### DO THIS
Find the number of lines in these records where the word "Survival" appears. Reply with that number and nothing more.

Dataset rows about figures
--------
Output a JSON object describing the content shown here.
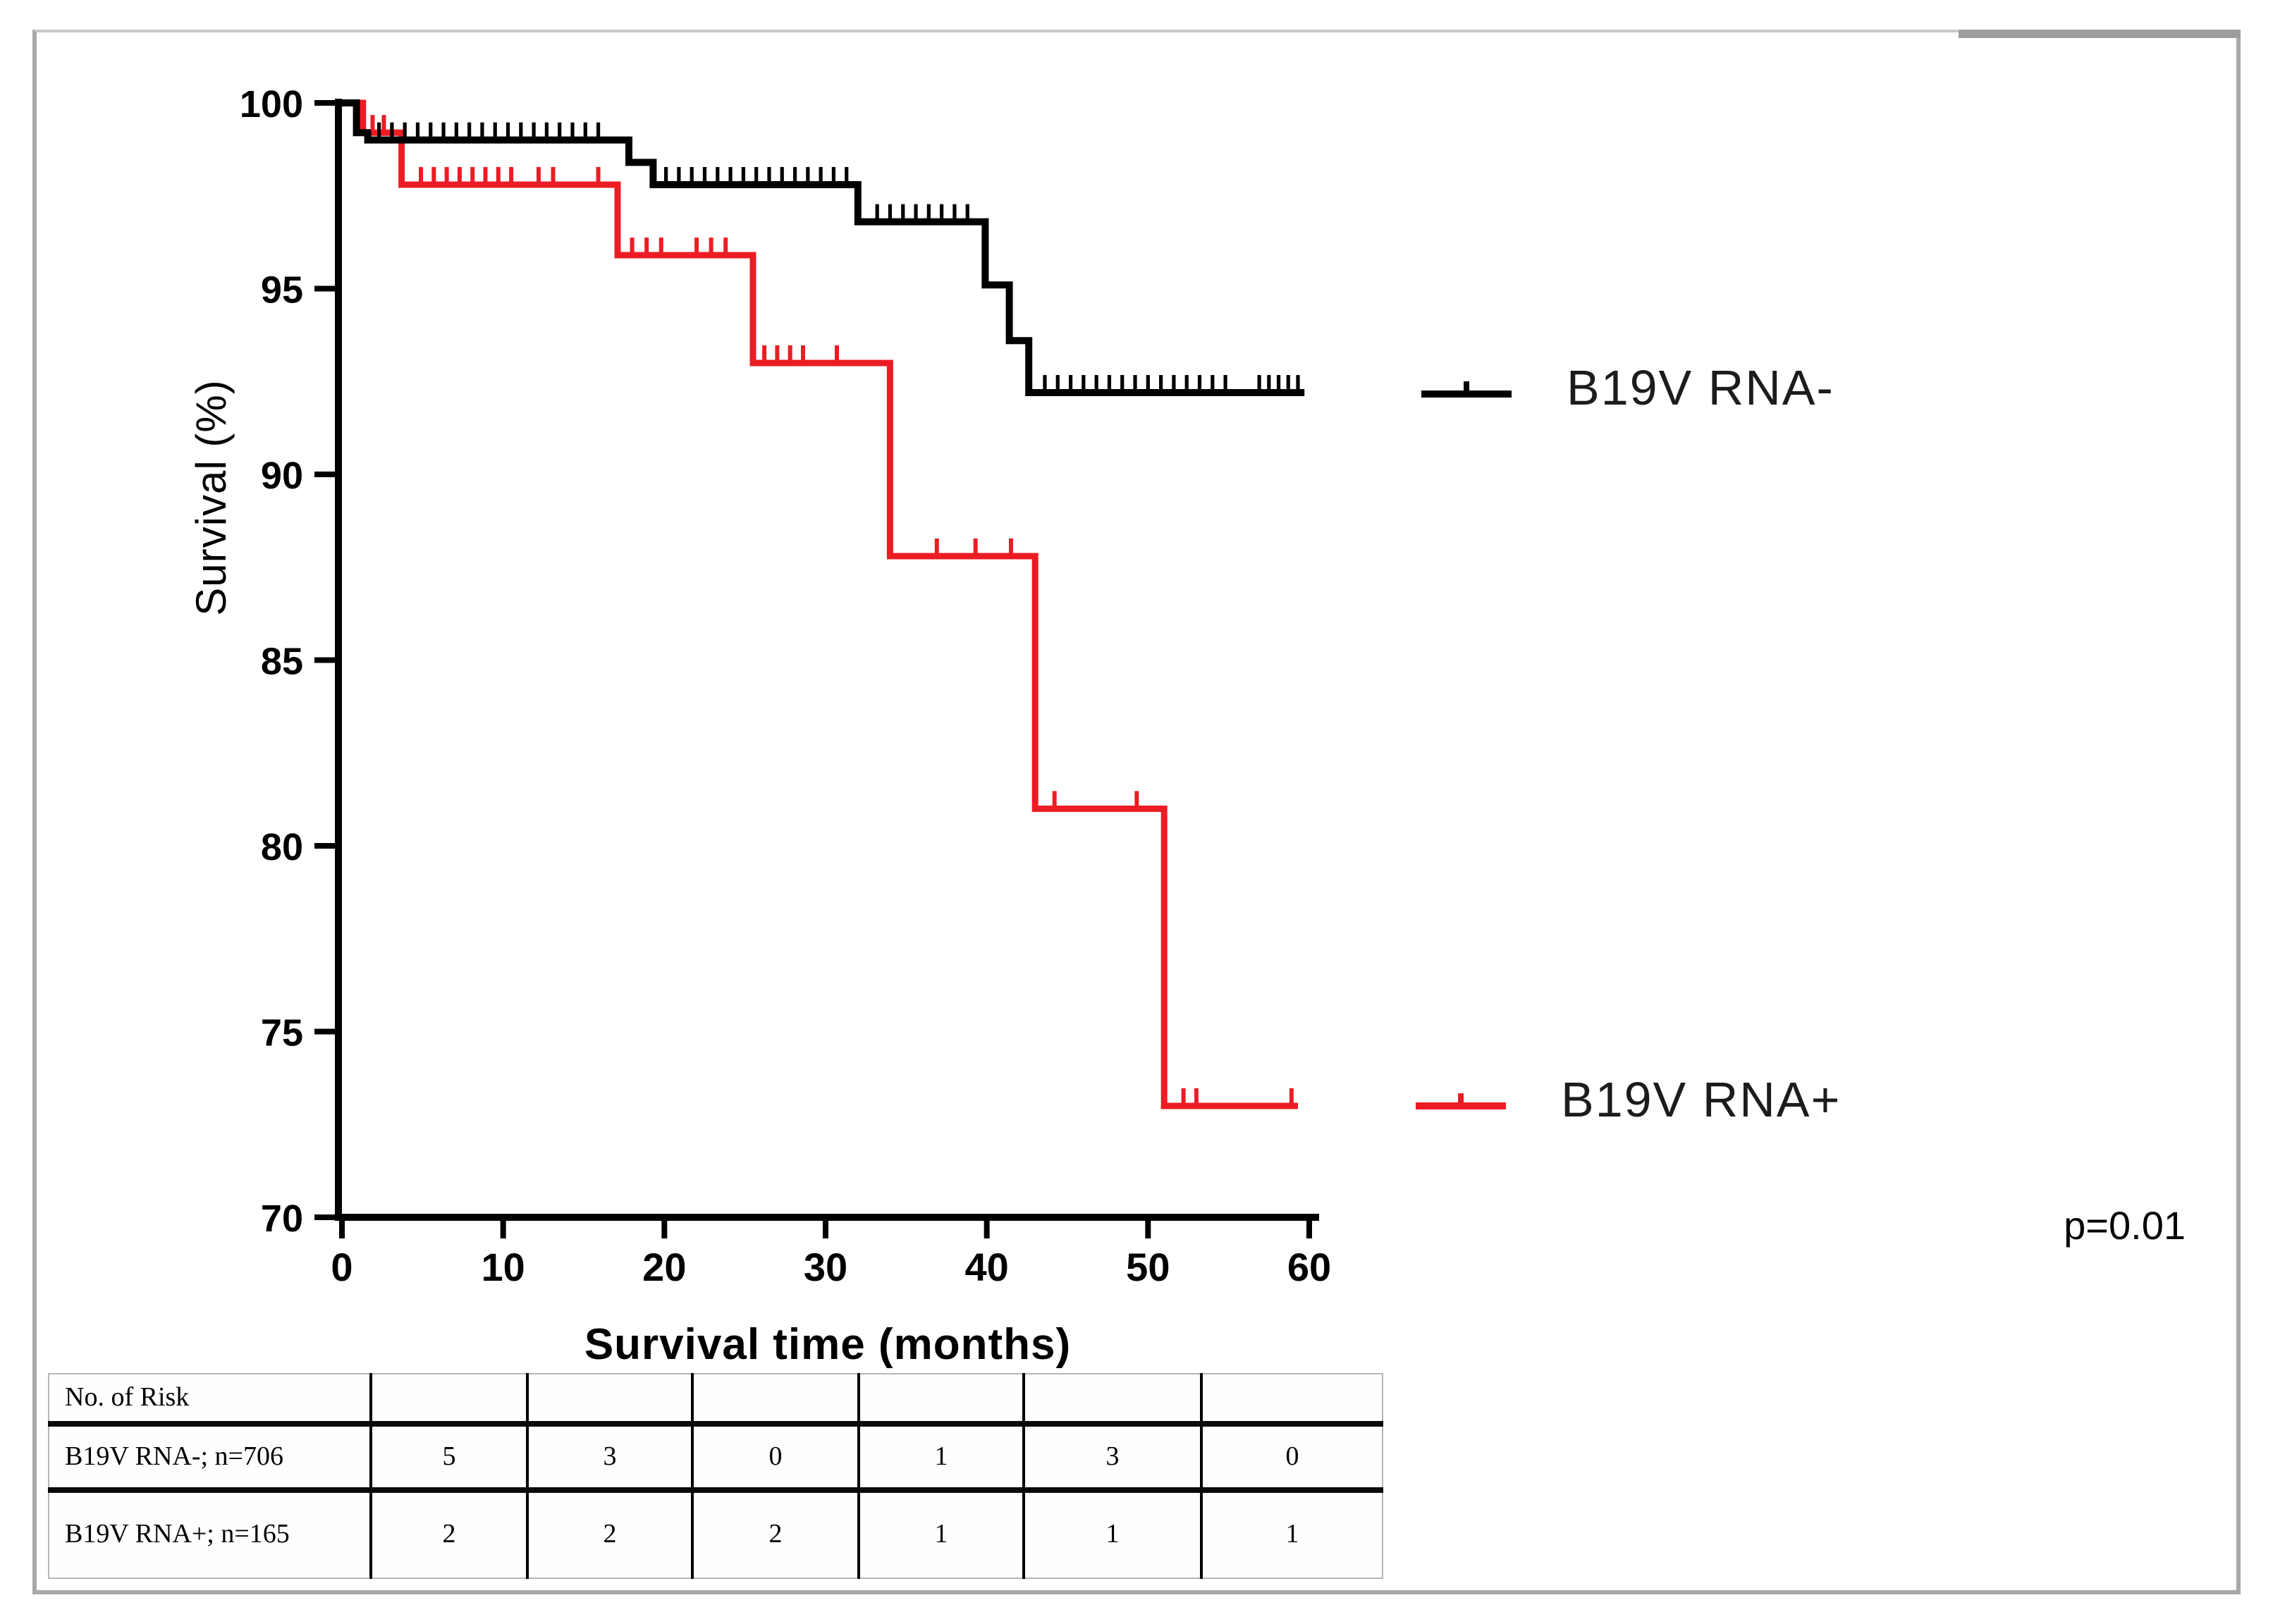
{
  "page": {
    "background": "#ffffff",
    "frame_border_color": "#a8a8a8"
  },
  "chart_data": {
    "type": "line",
    "subtype": "kaplan-meier-step",
    "title": "",
    "xlabel": "Survival time (months)",
    "ylabel": "Survival (%)",
    "xlim": [
      0,
      60
    ],
    "ylim": [
      70,
      100
    ],
    "x_ticks": [
      0,
      10,
      20,
      30,
      40,
      50,
      60
    ],
    "y_ticks": [
      100,
      95,
      90,
      85,
      80,
      75,
      70
    ],
    "grid": false,
    "legend_position": "right",
    "series": [
      {
        "name": "B19V RNA-",
        "color": "#000000",
        "steps": [
          [
            0,
            100
          ],
          [
            0.9,
            99.2
          ],
          [
            1.6,
            99.0
          ],
          [
            17.8,
            98.4
          ],
          [
            19.3,
            97.8
          ],
          [
            32,
            96.8
          ],
          [
            39.9,
            95.1
          ],
          [
            41.4,
            93.6
          ],
          [
            42.6,
            92.2
          ]
        ],
        "end": 59.7,
        "censor_times": [
          2.3,
          3.1,
          3.9,
          4.7,
          5.5,
          6.3,
          7.1,
          7.9,
          8.7,
          9.5,
          10.3,
          11.1,
          11.9,
          12.7,
          13.5,
          14.3,
          15.1,
          15.9,
          20.1,
          20.9,
          21.7,
          22.5,
          23.3,
          24.1,
          24.9,
          25.7,
          26.5,
          27.3,
          28.1,
          28.9,
          29.7,
          30.5,
          31.3,
          33.2,
          34,
          34.8,
          35.6,
          36.4,
          37.2,
          38,
          38.8,
          43.6,
          44.4,
          45.2,
          46,
          46.8,
          47.6,
          48.4,
          49.2,
          50,
          50.8,
          51.6,
          52.4,
          53.2,
          54,
          54.8,
          56.9,
          57.5,
          58.1,
          58.7,
          59.3
        ]
      },
      {
        "name": "B19V RNA+",
        "color": "#ec1c24",
        "steps": [
          [
            0,
            100
          ],
          [
            1.3,
            99.2
          ],
          [
            3.7,
            97.8
          ],
          [
            17.1,
            95.9
          ],
          [
            25.5,
            93.0
          ],
          [
            34,
            87.8
          ],
          [
            43,
            81.0
          ],
          [
            51,
            73.0
          ]
        ],
        "end": 59.3,
        "censor_times": [
          1.9,
          2.6,
          4.9,
          5.7,
          6.5,
          7.3,
          8.1,
          8.9,
          9.7,
          10.5,
          12.2,
          13.1,
          15.9,
          18,
          18.9,
          19.8,
          22,
          22.9,
          23.8,
          26.2,
          27,
          27.8,
          28.6,
          30.7,
          36.9,
          39.3,
          41.5,
          44.2,
          49.3,
          52.2,
          53,
          58.9
        ]
      }
    ]
  },
  "legend": {
    "entries": [
      {
        "label": "B19V RNA-",
        "color": "#000000"
      },
      {
        "label": "B19V RNA+",
        "color": "#ec1c24"
      }
    ]
  },
  "annotation": {
    "p_value": "p=0.01"
  },
  "risk_table": {
    "header": "No. of Risk",
    "rows": [
      {
        "label": "B19V RNA-; n=706",
        "values": [
          "5",
          "3",
          "0",
          "1",
          "3",
          "0"
        ]
      },
      {
        "label": "B19V RNA+; n=165",
        "values": [
          "2",
          "2",
          "2",
          "1",
          "1",
          "1"
        ]
      }
    ]
  }
}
--------
### FINISHED EXERCISE
2